• Parts of the exercise:
**a.** Do the following statements agree with the essay on ethical leadership? Answer yes or no for each and quote the deciding words of the essay exactly. (i) Hitler, Clinton and Nixon are considered unethical leaders. (ii) Ethics have been referred to as the science of conduct. (iii) Colin Powell leads without strong ethical behaviors.
**b.** Change "followers" to "supporters" wherever it occurs in the part of the essay on ethical leadership starting at "Ethical leadership is" and ending at "positions of leadership.", and give that part again.

• Source text:

Ethical leadership is a term related to human relationships between the leader and follower. These terms have evolved to what they are today. There are many examples of good leaders, both ethical and unethical.

Transformational leaders are good examples of ethical leaders where followers are raised to higher standards to the point where they are being trained as leaders. Hitler, Clinton and Nixon are examples of great leaders, however, they are considered as unethical leaders. Colin Powell and C.A.L.M. may be considered as examples of ethical transformational leaders and while these leaders continue their work, followers will continually be raised to positions of leadership.

Examples in Ethical Leadership

It has been said that a good leader is an ethical leader and that to effectively lead a group of people a leader needs to have an ethical foundation. But is this always the case? There are numerous historical examples of good and effective leaders who had questionable ethical behaviours, and yet still had the love and adoration of their followers. While on the other hand, leaders like Colin Powell are able to effectively lead with strong ethical and leadership behaviours. Transformational leadership has the ability to raise followers into leaders, more often than not, these are the ethical leaders. This paper will discuss these points and in doing so will first define the terms of ethics and leadership. Transformational leadership will be described followed by a dichotomy of the ethical leader and a historical account of both ethical and unethical leaders. Finally an account of community leadership will be discussed with the impact that an organisation has had upon my community. The field of leadership and ethics is an exhaustive field where there is much potential to be written, however, due to set parameters; the previously mentioned points will only be discussed.


Ethics are reflected in the way we see ourselves and the way we see others, and are culminated in our relation to those others in the community in which we live. Ethics have been referred as the science of conduct (Ciulla, 2005). Since the times of Socrates and Plato, philosophers have analysed the issue of ethics. Modern definitions focuses on the impact ethical leaders have on organisations and individuals. Ethics is defined as the knowledge of right and wrong, and making the right decision. Therefore, the goal of ethics is to make decisions that are best for individuals and the organisation (Martin, 2001).

• Data provided:
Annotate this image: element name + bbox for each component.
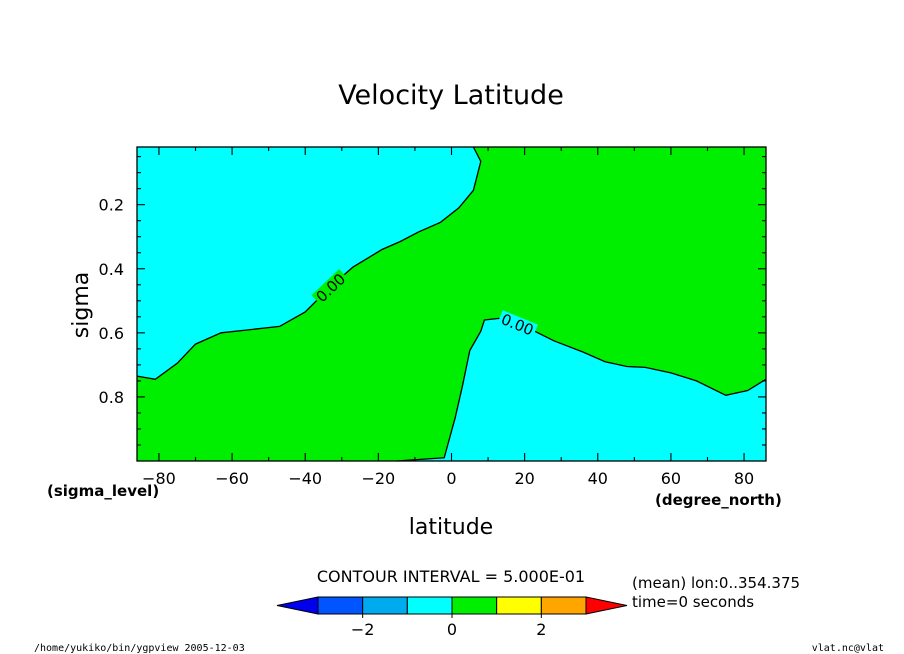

• Per-task answers:
**a.**
(i) Yes: "Hitler, Clinton and Nixon are examples of great leaders, however, they are considered as unethical leaders."
(ii) Yes: "Ethics have been referred as the science of conduct (Ciulla, 2005)."
(iii) No: "leaders like Colin Powell are able to effectively lead with strong ethical and leadership behaviours."

**b.**
Ethical leadership is a term related to human relationships between the leader and follower. These terms have evolved to what they are today. There are many examples of good leaders, both ethical and unethical.

Transformational leaders are good examples of ethical leaders where supporters are raised to higher standards to the point where they are being trained as leaders. Hitler, Clinton and Nixon are examples of great leaders, however, they are considered as unethical leaders. Colin Powell and C.A.L.M. may be considered as examples of ethical transformational leaders and while these leaders continue their work, supporters will continually be raised to positions of leadership.